> **Given task**: Examine each line of the data. Copy those that contain the string "هایتان".

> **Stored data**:
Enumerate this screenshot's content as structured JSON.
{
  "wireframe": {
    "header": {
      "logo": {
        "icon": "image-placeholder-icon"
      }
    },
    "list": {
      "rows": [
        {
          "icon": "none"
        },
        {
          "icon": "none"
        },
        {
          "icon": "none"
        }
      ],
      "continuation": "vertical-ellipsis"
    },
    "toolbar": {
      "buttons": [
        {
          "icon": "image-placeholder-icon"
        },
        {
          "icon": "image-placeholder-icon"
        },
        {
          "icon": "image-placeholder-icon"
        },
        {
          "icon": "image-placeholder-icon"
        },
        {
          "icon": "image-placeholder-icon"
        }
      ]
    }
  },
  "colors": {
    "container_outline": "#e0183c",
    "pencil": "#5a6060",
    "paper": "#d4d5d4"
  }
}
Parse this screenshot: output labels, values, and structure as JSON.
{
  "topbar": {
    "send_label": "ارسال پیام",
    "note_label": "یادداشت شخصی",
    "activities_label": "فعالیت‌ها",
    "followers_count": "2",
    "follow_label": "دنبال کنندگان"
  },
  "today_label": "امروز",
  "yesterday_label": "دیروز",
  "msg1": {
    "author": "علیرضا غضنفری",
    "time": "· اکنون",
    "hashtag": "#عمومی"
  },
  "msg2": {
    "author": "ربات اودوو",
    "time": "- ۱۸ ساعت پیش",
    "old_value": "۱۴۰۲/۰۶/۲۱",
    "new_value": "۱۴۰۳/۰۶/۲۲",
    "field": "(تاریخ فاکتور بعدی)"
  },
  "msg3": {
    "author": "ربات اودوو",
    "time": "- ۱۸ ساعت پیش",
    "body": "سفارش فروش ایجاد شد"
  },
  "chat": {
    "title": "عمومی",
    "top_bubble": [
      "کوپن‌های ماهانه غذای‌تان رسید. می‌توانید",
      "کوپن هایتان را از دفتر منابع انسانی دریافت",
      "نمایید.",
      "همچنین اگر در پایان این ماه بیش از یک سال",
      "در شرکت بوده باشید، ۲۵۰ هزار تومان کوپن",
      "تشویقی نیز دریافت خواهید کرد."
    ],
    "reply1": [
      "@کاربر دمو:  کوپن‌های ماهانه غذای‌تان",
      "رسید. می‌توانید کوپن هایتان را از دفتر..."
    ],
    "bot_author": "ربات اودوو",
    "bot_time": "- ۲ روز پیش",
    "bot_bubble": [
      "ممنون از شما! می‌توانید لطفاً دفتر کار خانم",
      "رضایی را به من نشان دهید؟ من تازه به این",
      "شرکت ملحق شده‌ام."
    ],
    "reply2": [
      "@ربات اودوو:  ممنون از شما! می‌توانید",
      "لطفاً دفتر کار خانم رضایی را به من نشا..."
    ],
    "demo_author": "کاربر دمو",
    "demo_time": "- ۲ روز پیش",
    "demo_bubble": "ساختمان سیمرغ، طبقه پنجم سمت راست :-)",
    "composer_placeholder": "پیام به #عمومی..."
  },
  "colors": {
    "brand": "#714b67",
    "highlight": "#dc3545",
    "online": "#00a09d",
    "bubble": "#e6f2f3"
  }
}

> **Answer below**:
      "کوپن هایتان را از دفتر منابع انسانی دریافت",
      "رسید. می‌توانید کوپن هایتان را از دفتر..."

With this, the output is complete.